## Dataset extract
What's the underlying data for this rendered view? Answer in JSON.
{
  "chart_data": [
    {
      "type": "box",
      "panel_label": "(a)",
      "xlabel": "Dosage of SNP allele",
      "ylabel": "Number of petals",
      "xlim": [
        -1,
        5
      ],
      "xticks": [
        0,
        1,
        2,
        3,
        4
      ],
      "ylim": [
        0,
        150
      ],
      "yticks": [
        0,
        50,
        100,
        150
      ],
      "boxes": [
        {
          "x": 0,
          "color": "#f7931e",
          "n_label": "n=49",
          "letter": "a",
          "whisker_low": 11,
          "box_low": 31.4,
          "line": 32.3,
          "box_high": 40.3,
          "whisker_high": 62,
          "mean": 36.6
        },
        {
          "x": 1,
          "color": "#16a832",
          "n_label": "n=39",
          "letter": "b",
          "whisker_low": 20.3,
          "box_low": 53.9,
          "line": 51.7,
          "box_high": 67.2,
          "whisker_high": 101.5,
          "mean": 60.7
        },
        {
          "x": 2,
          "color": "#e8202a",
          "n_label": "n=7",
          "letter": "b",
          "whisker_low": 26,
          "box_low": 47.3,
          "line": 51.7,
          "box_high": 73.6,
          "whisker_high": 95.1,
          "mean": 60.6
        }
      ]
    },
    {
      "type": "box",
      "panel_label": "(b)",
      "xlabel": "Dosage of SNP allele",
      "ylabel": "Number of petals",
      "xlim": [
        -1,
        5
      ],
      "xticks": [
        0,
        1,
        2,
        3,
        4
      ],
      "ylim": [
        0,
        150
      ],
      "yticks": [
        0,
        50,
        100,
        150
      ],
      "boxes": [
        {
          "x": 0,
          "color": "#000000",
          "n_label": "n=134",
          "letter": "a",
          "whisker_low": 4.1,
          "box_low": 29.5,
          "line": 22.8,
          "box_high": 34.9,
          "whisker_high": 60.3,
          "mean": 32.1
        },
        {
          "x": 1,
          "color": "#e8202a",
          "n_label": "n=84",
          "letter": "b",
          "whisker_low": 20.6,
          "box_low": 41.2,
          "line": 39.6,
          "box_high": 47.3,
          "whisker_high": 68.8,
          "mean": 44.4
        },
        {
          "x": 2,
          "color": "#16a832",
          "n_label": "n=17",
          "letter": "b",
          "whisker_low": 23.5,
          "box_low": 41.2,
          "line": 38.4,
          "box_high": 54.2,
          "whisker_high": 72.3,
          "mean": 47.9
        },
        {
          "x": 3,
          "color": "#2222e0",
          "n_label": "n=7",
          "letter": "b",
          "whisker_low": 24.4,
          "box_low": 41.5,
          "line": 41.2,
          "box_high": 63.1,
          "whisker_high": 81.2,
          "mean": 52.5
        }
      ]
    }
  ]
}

## Exercise goal
Set all of the records down again, exactly as they stand.

## Answer to this task
What's the underlying data for this rendered view? Answer in JSON.
{
  "chart_data": [
    {
      "type": "box",
      "panel_label": "(a)",
      "xlabel": "Dosage of SNP allele",
      "ylabel": "Number of petals",
      "xlim": [
        -1,
        5
      ],
      "xticks": [
        0,
        1,
        2,
        3,
        4
      ],
      "ylim": [
        0,
        150
      ],
      "yticks": [
        0,
        50,
        100,
        150
      ],
      "boxes": [
        {
          "x": 0,
          "color": "#f7931e",
          "n_label": "n=49",
          "letter": "a",
          "whisker_low": 11,
          "box_low": 31.4,
          "line": 32.3,
          "box_high": 40.3,
          "whisker_high": 62,
          "mean": 36.6
        },
        {
          "x": 1,
          "color": "#16a832",
          "n_label": "n=39",
          "letter": "b",
          "whisker_low": 20.3,
          "box_low": 53.9,
          "line": 51.7,
          "box_high": 67.2,
          "whisker_high": 101.5,
          "mean": 60.7
        },
        {
          "x": 2,
          "color": "#e8202a",
          "n_label": "n=7",
          "letter": "b",
          "whisker_low": 26,
          "box_low": 47.3,
          "line": 51.7,
          "box_high": 73.6,
          "whisker_high": 95.1,
          "mean": 60.6
        }
      ]
    },
    {
      "type": "box",
      "panel_label": "(b)",
      "xlabel": "Dosage of SNP allele",
      "ylabel": "Number of petals",
      "xlim": [
        -1,
        5
      ],
      "xticks": [
        0,
        1,
        2,
        3,
        4
      ],
      "ylim": [
        0,
        150
      ],
      "yticks": [
        0,
        50,
        100,
        150
      ],
      "boxes": [
        {
          "x": 0,
          "color": "#000000",
          "n_label": "n=134",
          "letter": "a",
          "whisker_low": 4.1,
          "box_low": 29.5,
          "line": 22.8,
          "box_high": 34.9,
          "whisker_high": 60.3,
          "mean": 32.1
        },
        {
          "x": 1,
          "color": "#e8202a",
          "n_label": "n=84",
          "letter": "b",
          "whisker_low": 20.6,
          "box_low": 41.2,
          "line": 39.6,
          "box_high": 47.3,
          "whisker_high": 68.8,
          "mean": 44.4
        },
        {
          "x": 2,
          "color": "#16a832",
          "n_label": "n=17",
          "letter": "b",
          "whisker_low": 23.5,
          "box_low": 41.2,
          "line": 38.4,
          "box_high": 54.2,
          "whisker_high": 72.3,
          "mean": 47.9
        },
        {
          "x": 3,
          "color": "#2222e0",
          "n_label": "n=7",
          "letter": "b",
          "whisker_low": 24.4,
          "box_low": 41.5,
          "line": 41.2,
          "box_high": 63.1,
          "whisker_high": 81.2,
          "mean": 52.5
        }
      ]
    }
  ]
}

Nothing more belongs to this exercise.